- What to work on -
Lay out the material between the line containing "What elements are" and the line containing "396, 403, 415]", inclusive, as a two-column CSV headed input and output, with one row per entry: the asking text in input and its reply in output. Put each field in quotes, turn line breaks into spaces, and omit the pictures.
>> BEGIN Provided data
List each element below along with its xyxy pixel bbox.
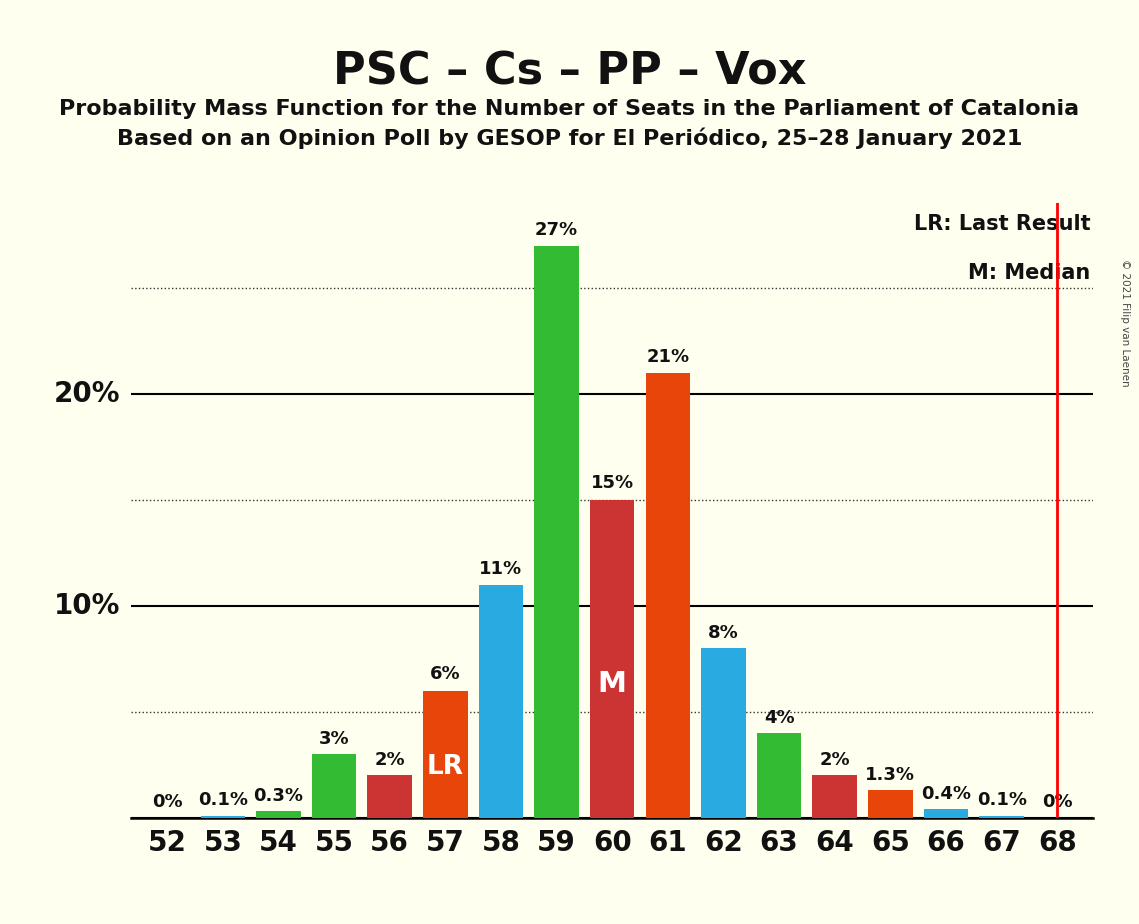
>> END Provided data
>> BEGIN Provided data
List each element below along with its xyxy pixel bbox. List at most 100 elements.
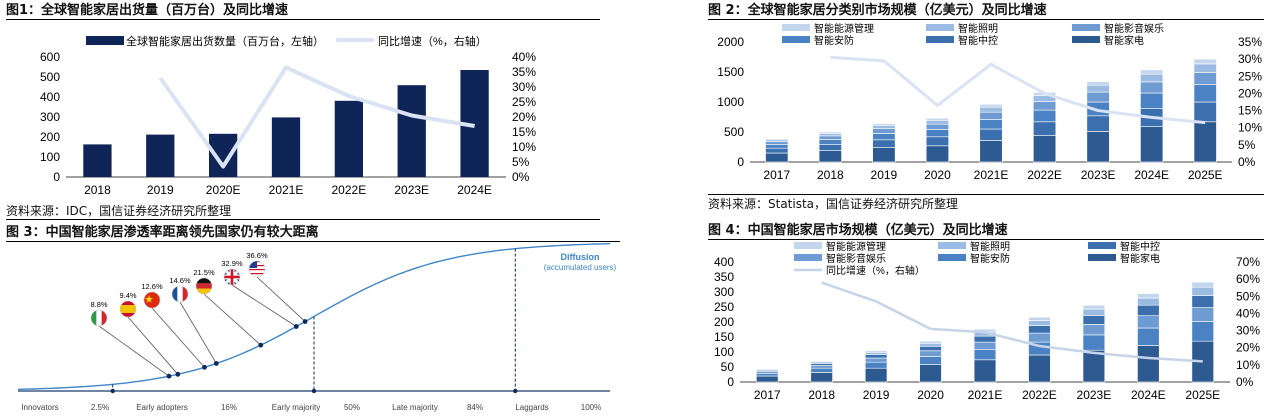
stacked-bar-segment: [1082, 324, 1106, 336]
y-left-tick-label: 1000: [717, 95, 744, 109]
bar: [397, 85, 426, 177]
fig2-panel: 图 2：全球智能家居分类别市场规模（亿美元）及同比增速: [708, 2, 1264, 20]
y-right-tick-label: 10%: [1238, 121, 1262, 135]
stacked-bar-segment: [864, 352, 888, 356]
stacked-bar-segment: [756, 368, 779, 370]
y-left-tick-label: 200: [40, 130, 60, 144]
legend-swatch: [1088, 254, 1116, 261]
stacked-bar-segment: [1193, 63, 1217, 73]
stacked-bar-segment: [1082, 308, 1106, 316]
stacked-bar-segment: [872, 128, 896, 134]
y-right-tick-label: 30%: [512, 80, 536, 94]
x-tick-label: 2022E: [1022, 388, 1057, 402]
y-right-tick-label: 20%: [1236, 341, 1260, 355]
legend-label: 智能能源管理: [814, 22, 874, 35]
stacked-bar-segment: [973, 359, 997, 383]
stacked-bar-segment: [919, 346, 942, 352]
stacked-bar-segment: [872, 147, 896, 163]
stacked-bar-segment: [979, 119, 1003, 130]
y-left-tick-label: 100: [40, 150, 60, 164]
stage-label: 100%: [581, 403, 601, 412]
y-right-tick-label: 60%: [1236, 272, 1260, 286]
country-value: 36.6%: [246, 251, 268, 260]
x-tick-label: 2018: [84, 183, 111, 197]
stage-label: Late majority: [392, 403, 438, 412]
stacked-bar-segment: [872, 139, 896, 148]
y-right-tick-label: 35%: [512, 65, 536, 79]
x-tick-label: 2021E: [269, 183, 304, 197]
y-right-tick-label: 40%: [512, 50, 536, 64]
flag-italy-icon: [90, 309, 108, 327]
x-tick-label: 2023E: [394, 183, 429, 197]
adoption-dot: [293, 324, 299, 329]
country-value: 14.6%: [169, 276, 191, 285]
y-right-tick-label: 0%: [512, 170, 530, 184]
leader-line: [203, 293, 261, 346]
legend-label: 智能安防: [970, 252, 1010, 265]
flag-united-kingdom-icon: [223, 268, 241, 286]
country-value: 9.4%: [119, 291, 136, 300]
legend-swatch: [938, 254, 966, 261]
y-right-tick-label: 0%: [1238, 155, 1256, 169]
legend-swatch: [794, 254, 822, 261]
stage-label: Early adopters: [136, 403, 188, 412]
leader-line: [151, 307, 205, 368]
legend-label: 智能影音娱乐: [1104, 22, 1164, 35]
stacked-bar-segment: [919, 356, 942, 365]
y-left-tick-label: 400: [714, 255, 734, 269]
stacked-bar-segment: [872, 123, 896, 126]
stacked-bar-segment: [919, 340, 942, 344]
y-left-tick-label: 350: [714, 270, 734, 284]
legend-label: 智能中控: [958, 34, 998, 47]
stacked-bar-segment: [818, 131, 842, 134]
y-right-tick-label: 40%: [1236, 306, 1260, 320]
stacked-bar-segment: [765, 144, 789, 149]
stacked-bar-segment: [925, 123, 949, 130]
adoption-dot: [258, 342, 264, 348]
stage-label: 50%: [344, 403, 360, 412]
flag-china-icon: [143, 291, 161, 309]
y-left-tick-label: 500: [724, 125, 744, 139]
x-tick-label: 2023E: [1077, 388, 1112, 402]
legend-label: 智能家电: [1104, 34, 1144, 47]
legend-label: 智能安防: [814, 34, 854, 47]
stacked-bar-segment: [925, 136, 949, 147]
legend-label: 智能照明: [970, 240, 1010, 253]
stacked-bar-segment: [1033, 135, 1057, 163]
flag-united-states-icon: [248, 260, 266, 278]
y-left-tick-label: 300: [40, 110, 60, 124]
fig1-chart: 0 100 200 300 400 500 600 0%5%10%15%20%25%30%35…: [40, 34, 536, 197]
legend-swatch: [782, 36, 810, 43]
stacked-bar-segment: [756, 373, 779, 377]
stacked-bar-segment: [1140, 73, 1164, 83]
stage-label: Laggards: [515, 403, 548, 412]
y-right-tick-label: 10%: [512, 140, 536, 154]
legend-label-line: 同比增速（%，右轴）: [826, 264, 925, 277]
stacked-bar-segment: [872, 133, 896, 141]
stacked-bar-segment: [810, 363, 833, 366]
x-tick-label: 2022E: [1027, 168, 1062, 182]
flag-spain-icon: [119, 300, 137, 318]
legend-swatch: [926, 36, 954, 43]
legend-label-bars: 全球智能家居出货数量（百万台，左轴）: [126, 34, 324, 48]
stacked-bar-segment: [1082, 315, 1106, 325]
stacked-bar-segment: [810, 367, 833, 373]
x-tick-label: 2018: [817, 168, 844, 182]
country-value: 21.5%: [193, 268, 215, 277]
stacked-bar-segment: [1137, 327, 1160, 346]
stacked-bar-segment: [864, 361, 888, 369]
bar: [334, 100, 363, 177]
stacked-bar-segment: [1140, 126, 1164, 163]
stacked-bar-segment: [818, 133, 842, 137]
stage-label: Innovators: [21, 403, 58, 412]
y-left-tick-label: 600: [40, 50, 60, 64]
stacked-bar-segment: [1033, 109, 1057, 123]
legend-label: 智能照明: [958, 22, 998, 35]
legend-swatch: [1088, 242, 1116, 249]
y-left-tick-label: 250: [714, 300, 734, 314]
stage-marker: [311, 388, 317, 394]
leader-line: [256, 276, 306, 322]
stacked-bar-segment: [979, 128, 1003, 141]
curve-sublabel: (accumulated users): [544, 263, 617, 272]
>> END Provided data
>> BEGIN Provided data
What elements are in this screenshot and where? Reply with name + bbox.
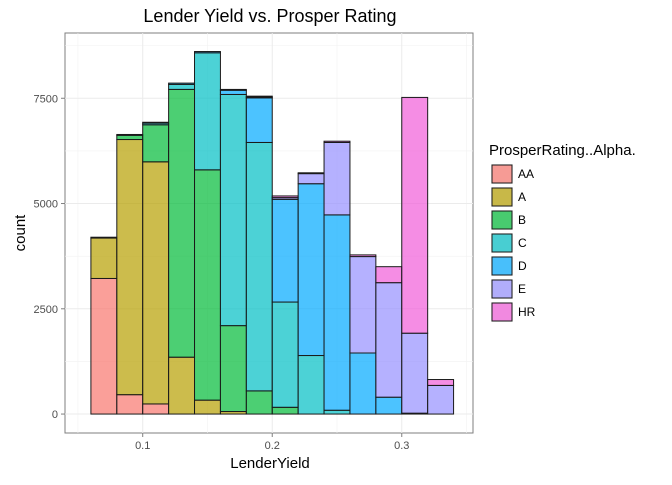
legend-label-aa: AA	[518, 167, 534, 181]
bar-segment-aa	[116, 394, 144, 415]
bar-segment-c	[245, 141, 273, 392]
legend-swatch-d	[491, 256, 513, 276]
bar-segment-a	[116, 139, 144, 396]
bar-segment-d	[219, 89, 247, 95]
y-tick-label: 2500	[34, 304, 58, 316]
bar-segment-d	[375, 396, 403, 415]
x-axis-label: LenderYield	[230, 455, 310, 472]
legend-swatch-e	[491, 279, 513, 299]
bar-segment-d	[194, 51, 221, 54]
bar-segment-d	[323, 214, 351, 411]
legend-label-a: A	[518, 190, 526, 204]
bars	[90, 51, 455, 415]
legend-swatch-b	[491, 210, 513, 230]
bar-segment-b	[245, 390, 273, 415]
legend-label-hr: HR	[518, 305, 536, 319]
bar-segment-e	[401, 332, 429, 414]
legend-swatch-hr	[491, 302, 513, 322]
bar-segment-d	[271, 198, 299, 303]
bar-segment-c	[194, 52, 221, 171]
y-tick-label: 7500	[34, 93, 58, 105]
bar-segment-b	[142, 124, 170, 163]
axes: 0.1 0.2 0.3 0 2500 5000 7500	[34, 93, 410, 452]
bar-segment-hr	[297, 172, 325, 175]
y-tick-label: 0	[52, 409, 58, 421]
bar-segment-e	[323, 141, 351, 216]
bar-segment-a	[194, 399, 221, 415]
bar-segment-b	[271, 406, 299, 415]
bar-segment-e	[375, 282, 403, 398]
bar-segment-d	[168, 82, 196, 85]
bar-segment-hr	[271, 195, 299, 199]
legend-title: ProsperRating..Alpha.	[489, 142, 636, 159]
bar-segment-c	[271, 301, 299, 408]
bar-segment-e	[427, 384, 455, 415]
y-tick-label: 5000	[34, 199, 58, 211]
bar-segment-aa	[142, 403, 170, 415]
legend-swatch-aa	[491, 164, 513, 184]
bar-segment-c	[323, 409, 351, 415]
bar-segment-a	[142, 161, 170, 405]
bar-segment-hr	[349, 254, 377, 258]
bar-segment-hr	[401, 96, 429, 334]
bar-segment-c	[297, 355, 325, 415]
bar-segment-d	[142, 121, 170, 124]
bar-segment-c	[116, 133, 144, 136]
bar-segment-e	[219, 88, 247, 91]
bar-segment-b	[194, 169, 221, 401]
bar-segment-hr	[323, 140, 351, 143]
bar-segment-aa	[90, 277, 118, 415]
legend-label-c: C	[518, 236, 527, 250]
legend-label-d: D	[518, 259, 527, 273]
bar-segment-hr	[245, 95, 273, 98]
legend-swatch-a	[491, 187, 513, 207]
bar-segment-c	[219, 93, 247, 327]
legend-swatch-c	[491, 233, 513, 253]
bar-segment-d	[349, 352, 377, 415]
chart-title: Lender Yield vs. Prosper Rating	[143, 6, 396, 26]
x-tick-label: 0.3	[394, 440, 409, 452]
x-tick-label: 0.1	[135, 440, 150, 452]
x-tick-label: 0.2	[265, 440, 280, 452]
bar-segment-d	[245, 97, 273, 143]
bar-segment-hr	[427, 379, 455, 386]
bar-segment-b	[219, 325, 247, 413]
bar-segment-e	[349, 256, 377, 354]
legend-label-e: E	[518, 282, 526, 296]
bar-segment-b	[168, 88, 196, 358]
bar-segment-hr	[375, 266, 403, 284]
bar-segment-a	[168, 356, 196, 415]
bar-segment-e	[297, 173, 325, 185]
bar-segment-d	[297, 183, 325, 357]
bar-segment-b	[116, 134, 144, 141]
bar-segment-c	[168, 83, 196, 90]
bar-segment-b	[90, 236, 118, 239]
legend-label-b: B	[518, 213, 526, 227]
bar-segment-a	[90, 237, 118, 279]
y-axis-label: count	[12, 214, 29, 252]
>> END Provided data
- Solution -
input,output
"What elements are in this screenshot and where? Reply with name + bbox.","legend-label-aa: AA	[518, 167, 534, 181] bar-segment-aa	[116, 394, 144, 415] bar-segment-c	[245, 141, 273, 392] legend-swatch-d	[491, 256, 513, 276] bar-segment-a	[116, 139, 144, 396] bar-segment-d	[219, 89, 247, 95] y-tick-label: 2500	[34, 304, 58, 316] bar-segment-d	[375, 396, 403, 415]"